▶ [Short problem]:
Keep only those lines of the records that include the string "ylabel".

▶ [Task material]:

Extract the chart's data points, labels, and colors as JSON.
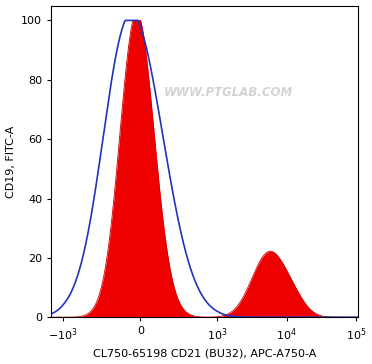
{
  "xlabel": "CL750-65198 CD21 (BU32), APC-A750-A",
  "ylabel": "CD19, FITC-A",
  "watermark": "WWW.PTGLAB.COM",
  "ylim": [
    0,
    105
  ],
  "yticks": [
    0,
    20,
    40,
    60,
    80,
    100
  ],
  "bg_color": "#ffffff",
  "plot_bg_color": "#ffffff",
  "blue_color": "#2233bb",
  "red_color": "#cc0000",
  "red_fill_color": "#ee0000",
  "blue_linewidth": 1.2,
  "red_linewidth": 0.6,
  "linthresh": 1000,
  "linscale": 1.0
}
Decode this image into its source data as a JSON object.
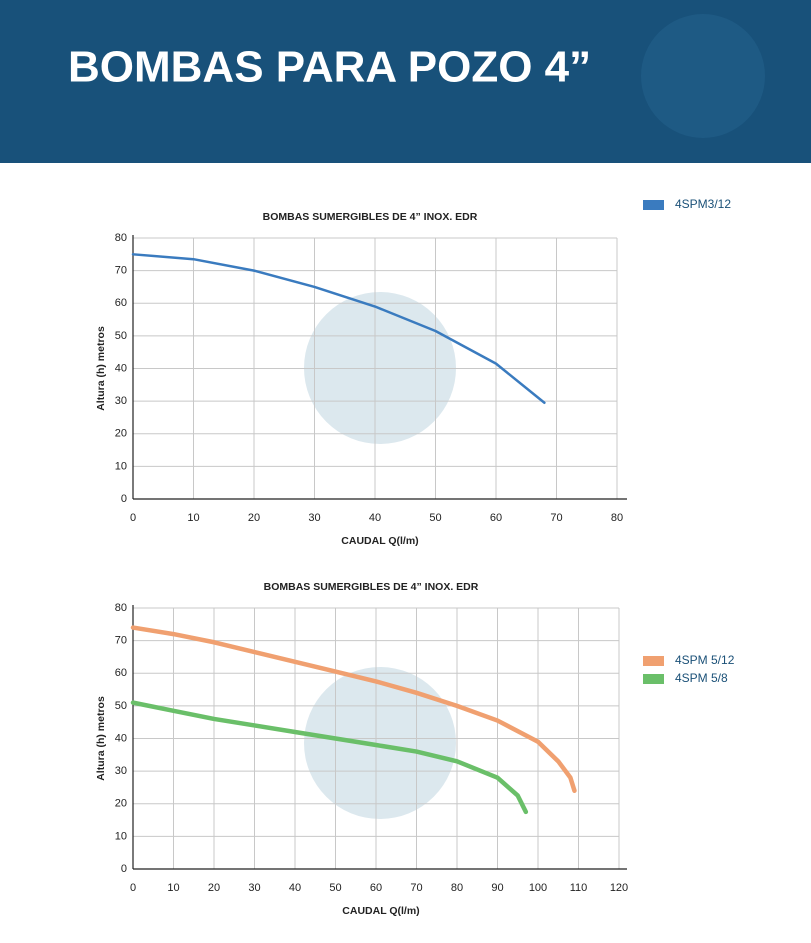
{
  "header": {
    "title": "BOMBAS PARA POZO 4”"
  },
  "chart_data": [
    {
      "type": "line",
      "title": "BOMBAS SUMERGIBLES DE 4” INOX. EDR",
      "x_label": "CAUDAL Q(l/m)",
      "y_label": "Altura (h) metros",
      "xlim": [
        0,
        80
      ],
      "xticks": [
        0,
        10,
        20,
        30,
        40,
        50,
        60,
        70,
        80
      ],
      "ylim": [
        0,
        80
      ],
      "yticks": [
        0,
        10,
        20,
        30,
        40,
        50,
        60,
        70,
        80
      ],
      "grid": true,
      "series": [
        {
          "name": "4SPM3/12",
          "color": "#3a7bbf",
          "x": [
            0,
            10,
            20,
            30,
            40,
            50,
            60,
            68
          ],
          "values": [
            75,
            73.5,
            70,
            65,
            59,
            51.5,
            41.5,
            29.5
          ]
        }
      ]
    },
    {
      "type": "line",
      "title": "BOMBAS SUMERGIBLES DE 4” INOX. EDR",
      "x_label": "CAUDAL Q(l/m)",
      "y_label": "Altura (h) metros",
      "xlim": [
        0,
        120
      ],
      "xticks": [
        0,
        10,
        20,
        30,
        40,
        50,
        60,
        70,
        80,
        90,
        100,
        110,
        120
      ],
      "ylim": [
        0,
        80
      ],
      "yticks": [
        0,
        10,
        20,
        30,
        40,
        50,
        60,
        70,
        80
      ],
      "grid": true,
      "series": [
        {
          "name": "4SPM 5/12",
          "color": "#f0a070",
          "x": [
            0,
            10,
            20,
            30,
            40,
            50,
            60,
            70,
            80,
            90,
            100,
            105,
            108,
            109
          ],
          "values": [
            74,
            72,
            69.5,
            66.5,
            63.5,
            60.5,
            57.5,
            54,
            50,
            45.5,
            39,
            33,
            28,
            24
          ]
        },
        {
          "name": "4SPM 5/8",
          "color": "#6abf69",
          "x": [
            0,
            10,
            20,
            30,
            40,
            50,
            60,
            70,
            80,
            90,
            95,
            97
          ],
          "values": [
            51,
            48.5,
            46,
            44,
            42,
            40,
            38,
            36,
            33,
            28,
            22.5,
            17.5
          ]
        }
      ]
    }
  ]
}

--

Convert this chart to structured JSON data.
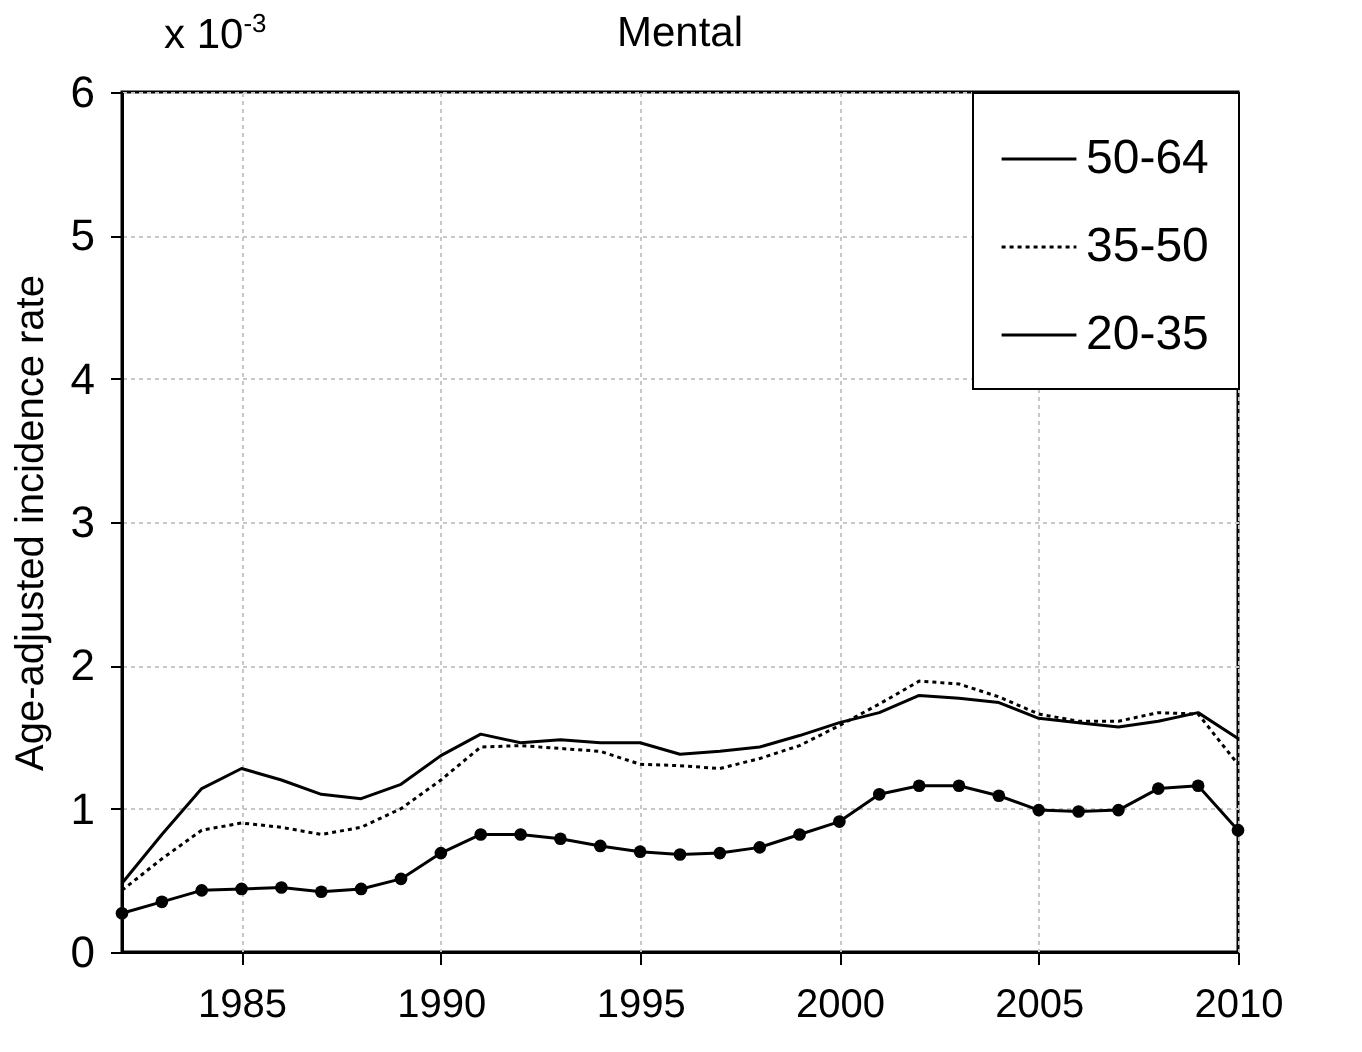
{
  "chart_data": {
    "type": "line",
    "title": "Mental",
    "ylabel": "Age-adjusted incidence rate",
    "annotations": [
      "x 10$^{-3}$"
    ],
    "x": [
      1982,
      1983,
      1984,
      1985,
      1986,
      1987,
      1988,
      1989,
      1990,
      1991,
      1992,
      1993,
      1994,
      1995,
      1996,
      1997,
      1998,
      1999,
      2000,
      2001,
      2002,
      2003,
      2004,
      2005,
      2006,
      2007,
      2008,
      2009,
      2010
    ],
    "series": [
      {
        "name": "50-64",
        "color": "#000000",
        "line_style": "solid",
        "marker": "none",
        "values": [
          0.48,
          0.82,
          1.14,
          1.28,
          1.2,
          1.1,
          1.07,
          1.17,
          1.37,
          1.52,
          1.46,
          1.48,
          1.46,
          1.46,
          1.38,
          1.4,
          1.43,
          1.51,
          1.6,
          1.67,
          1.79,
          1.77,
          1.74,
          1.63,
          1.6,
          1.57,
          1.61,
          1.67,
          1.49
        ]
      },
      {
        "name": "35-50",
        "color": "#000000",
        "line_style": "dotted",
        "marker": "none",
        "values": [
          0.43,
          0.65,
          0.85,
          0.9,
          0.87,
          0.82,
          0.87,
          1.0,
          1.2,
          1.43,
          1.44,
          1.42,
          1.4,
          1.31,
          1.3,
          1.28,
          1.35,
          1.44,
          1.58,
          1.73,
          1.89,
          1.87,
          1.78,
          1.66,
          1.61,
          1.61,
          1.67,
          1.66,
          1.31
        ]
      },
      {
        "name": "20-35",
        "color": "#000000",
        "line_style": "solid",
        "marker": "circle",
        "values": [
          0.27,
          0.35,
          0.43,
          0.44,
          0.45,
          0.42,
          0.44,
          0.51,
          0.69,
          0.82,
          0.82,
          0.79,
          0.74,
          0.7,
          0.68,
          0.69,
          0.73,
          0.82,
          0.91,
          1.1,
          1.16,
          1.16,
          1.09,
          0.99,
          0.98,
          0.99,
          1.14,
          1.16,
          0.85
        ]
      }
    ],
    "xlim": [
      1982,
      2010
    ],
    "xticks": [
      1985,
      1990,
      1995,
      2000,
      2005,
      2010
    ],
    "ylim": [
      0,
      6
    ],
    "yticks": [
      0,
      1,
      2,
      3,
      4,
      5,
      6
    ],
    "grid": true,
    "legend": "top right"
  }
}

▶ [Result for this exercise]:
  "ylabel": "CD19, FITC-A",
    "ylabel": "Age-adjusted incidence rate",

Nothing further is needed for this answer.